» **TASK BRIEF**: Copy all the entries word for word, but omit the pictures.

Dataset items
- - - -

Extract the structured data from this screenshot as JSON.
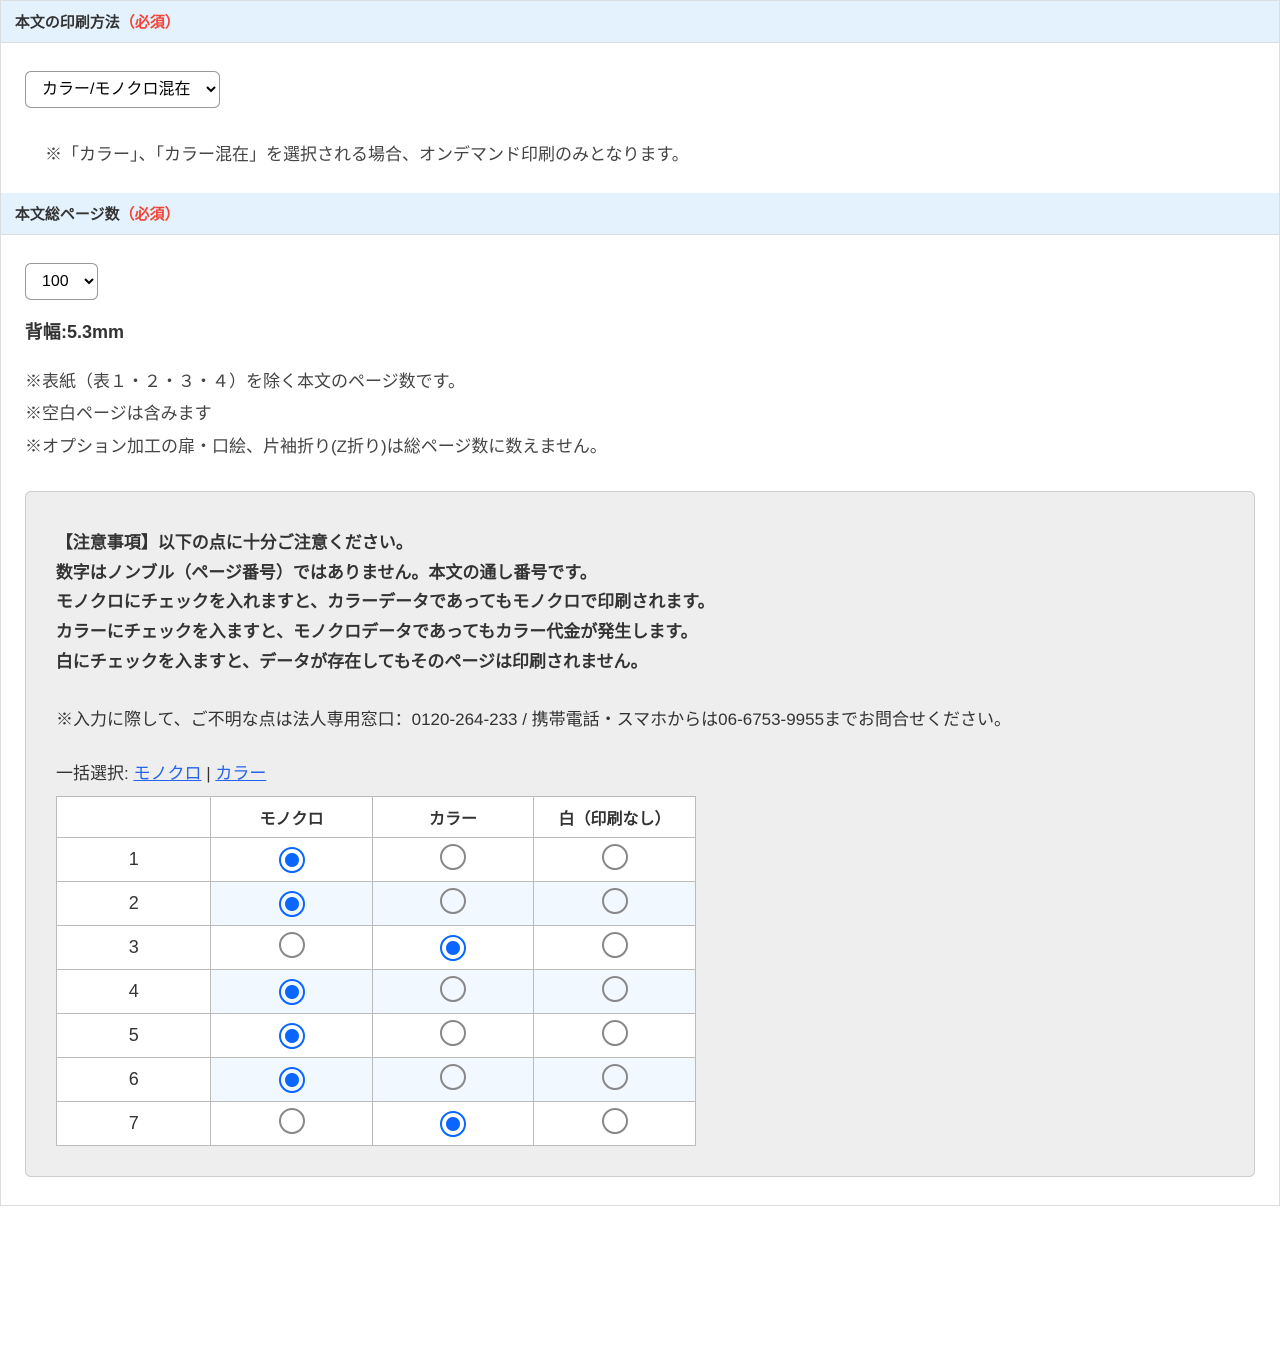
{
  "section1": {
    "title": "本文の印刷方法",
    "required": "（必須）",
    "select_value": "カラー/モノクロ混在",
    "note": "※「カラー」、「カラー混在」を選択される場合、オンデマンド印刷のみとなります。"
  },
  "section2": {
    "title": "本文総ページ数",
    "required": "（必須）",
    "page_count": "100",
    "spine_label": "背幅:",
    "spine_value": "5.3mm",
    "note1": "※表紙（表１・２・３・４）を除く本文のページ数です。",
    "note2": "※空白ページは含みます",
    "note3": "※オプション加工の扉・口絵、片袖折り(Z折り)は総ページ数に数えません。",
    "caution_heading": "【注意事項】以下の点に十分ご注意ください。",
    "caution_line1": "数字はノンブル（ページ番号）ではありません。本文の通し番号です。",
    "caution_line2": "モノクロにチェックを入れますと、カラーデータであってもモノクロで印刷されます。",
    "caution_line3": "カラーにチェックを入ますと、モノクロデータであってもカラー代金が発生します。",
    "caution_line4": "白にチェックを入ますと、データが存在してもそのページは印刷されません。",
    "contact_note": "※入力に際して、ご不明な点は法人専用窓口：0120-264-233 / 携帯電話・スマホからは06-6753-9955までお問合せください。",
    "bulk_label": "一括選択:",
    "bulk_mono": "モノクロ",
    "bulk_sep": " | ",
    "bulk_color": "カラー",
    "table": {
      "header_page": "",
      "header_mono": "モノクロ",
      "header_color": "カラー",
      "header_white": "白（印刷なし）",
      "rows": [
        {
          "page": "1",
          "selected": "mono"
        },
        {
          "page": "2",
          "selected": "mono"
        },
        {
          "page": "3",
          "selected": "color"
        },
        {
          "page": "4",
          "selected": "mono"
        },
        {
          "page": "5",
          "selected": "mono"
        },
        {
          "page": "6",
          "selected": "mono"
        },
        {
          "page": "7",
          "selected": "color"
        }
      ]
    }
  }
}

- - - -

» **OUTPUT OF THE TASK**:
Extract the structured data from this screenshot as JSON.
{
  "section1": {
    "title": "本文の印刷方法",
    "required": "（必須）",
    "select_value": "カラー/モノクロ混在",
    "note": "※「カラー」、「カラー混在」を選択される場合、オンデマンド印刷のみとなります。"
  },
  "section2": {
    "title": "本文総ページ数",
    "required": "（必須）",
    "page_count": "100",
    "spine_label": "背幅:",
    "spine_value": "5.3mm",
    "note1": "※表紙（表１・２・３・４）を除く本文のページ数です。",
    "note2": "※空白ページは含みます",
    "note3": "※オプション加工の扉・口絵、片袖折り(Z折り)は総ページ数に数えません。",
    "caution_heading": "【注意事項】以下の点に十分ご注意ください。",
    "caution_line1": "数字はノンブル（ページ番号）ではありません。本文の通し番号です。",
    "caution_line2": "モノクロにチェックを入れますと、カラーデータであってもモノクロで印刷されます。",
    "caution_line3": "カラーにチェックを入ますと、モノクロデータであってもカラー代金が発生します。",
    "caution_line4": "白にチェックを入ますと、データが存在してもそのページは印刷されません。",
    "contact_note": "※入力に際して、ご不明な点は法人専用窓口：0120-264-233 / 携帯電話・スマホからは06-6753-9955までお問合せください。",
    "bulk_label": "一括選択:",
    "bulk_mono": "モノクロ",
    "bulk_sep": " | ",
    "bulk_color": "カラー",
    "table": {
      "header_page": "",
      "header_mono": "モノクロ",
      "header_color": "カラー",
      "header_white": "白（印刷なし）",
      "rows": [
        {
          "page": "1",
          "selected": "mono"
        },
        {
          "page": "2",
          "selected": "mono"
        },
        {
          "page": "3",
          "selected": "color"
        },
        {
          "page": "4",
          "selected": "mono"
        },
        {
          "page": "5",
          "selected": "mono"
        },
        {
          "page": "6",
          "selected": "mono"
        },
        {
          "page": "7",
          "selected": "color"
        }
      ]
    }
  }
}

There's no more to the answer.